**Requirement**
Would you transcribe the whole listing exactly, minus its pictures?

Data entries

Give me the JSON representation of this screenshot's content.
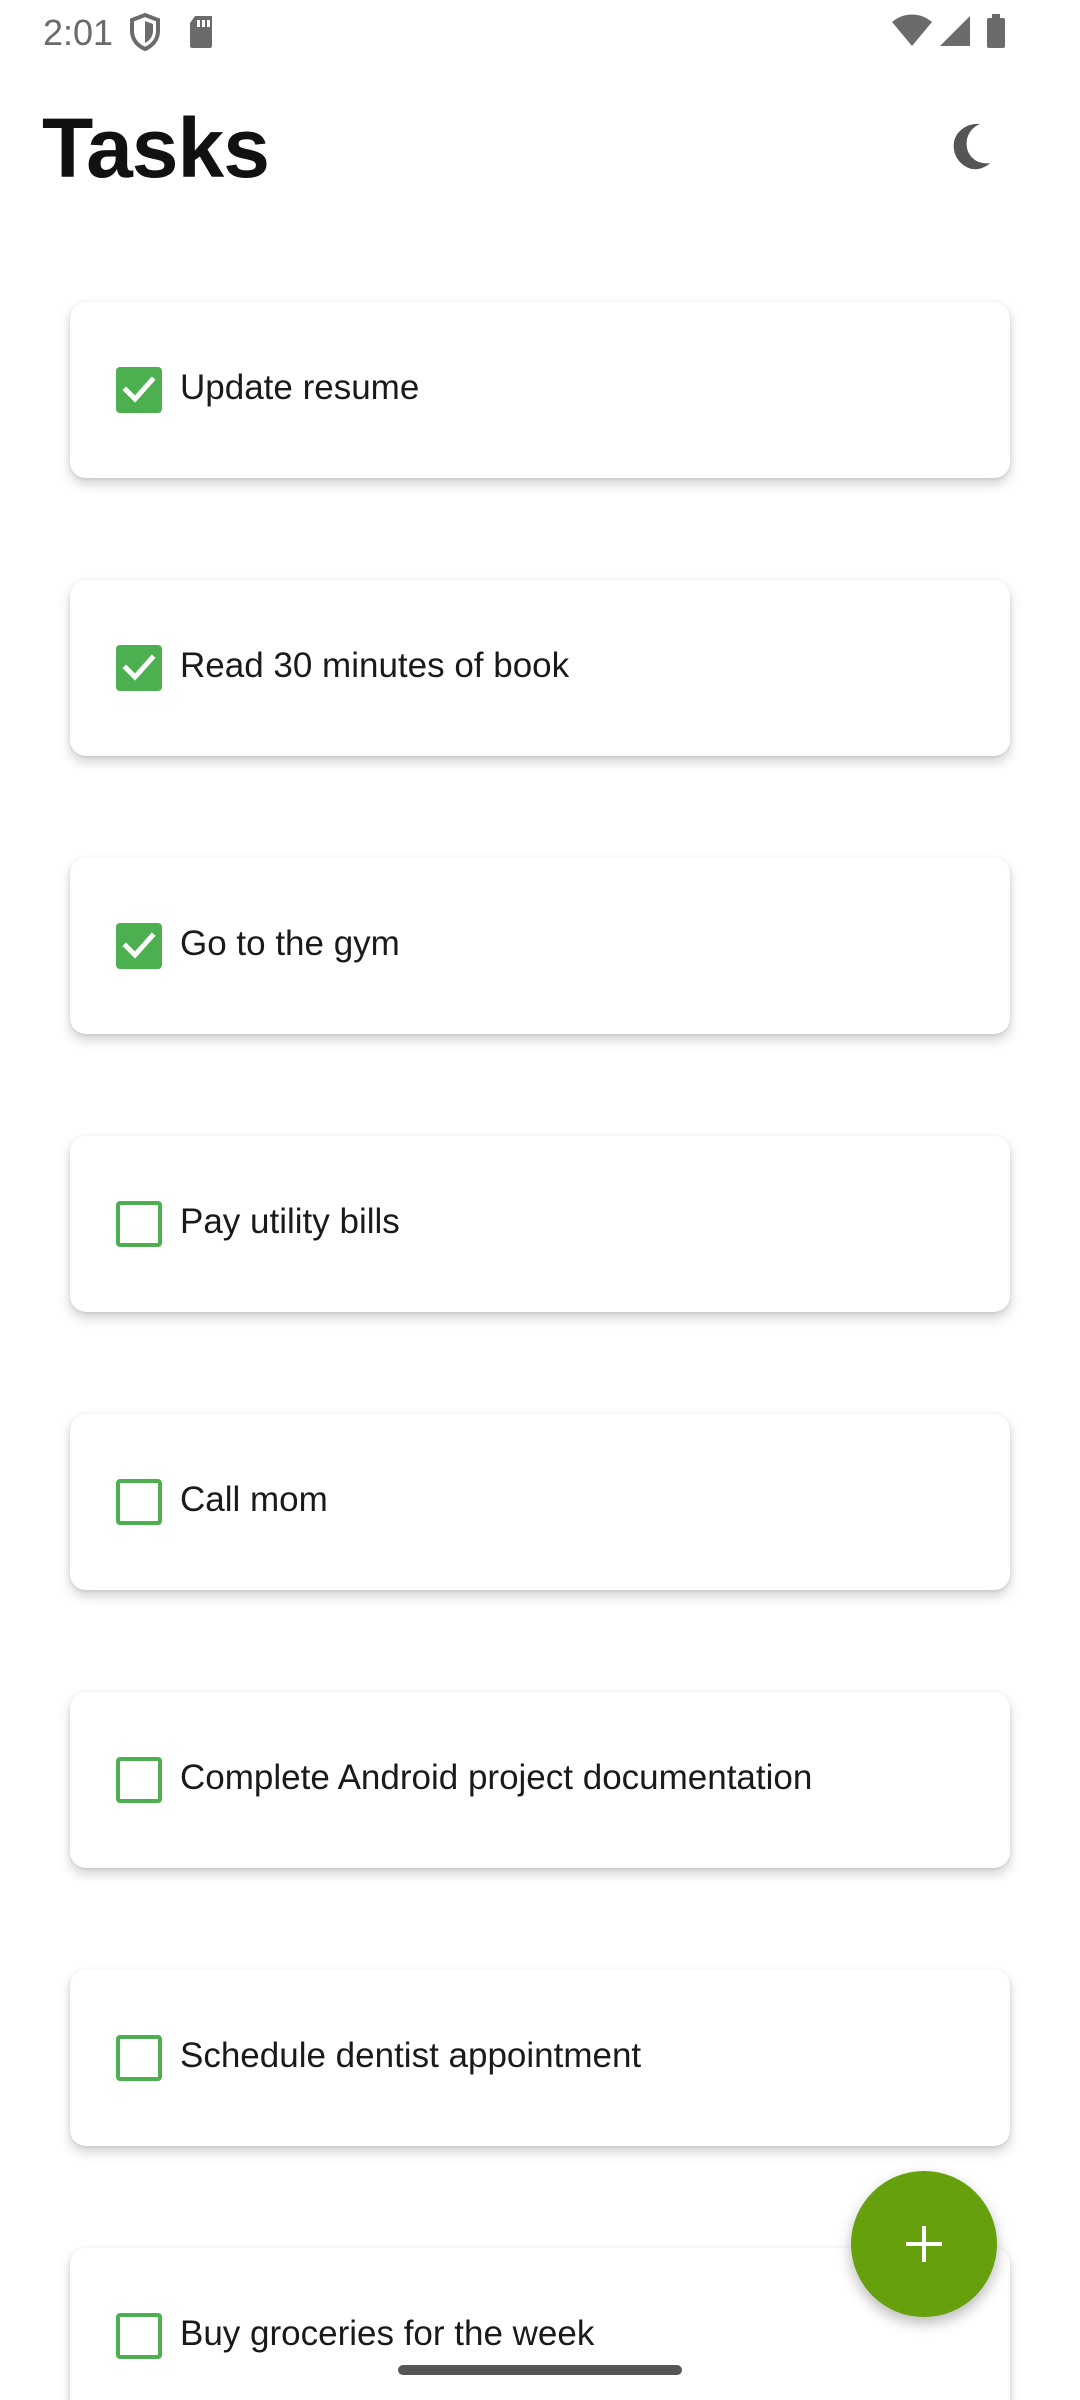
{
  "status_bar": {
    "time": "2:01",
    "icons": [
      "shield-icon",
      "sd-card-icon",
      "wifi-icon",
      "signal-icon",
      "battery-icon"
    ]
  },
  "header": {
    "title": "Tasks",
    "theme_toggle_icon": "moon-icon"
  },
  "tasks": [
    {
      "label": "Update resume",
      "done": true
    },
    {
      "label": "Read 30 minutes of book",
      "done": true
    },
    {
      "label": "Go to the gym",
      "done": true
    },
    {
      "label": "Pay utility bills",
      "done": false
    },
    {
      "label": "Call mom",
      "done": false
    },
    {
      "label": "Complete Android project documentation",
      "done": false
    },
    {
      "label": "Schedule dentist appointment",
      "done": false
    },
    {
      "label": "Buy groceries for the week",
      "done": false
    }
  ],
  "fab": {
    "icon": "plus-icon"
  },
  "colors": {
    "accent": "#4caf50",
    "fab": "#66a00d",
    "title": "#111111"
  }
}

**Answer to this task**
Give me the JSON representation of this screenshot's content.
{
  "status_bar": {
    "time": "2:01",
    "icons": [
      "shield-icon",
      "sd-card-icon",
      "wifi-icon",
      "signal-icon",
      "battery-icon"
    ]
  },
  "header": {
    "title": "Tasks",
    "theme_toggle_icon": "moon-icon"
  },
  "tasks": [
    {
      "label": "Update resume",
      "done": true
    },
    {
      "label": "Read 30 minutes of book",
      "done": true
    },
    {
      "label": "Go to the gym",
      "done": true
    },
    {
      "label": "Pay utility bills",
      "done": false
    },
    {
      "label": "Call mom",
      "done": false
    },
    {
      "label": "Complete Android project documentation",
      "done": false
    },
    {
      "label": "Schedule dentist appointment",
      "done": false
    },
    {
      "label": "Buy groceries for the week",
      "done": false
    }
  ],
  "fab": {
    "icon": "plus-icon"
  },
  "colors": {
    "accent": "#4caf50",
    "fab": "#66a00d",
    "title": "#111111"
  }
}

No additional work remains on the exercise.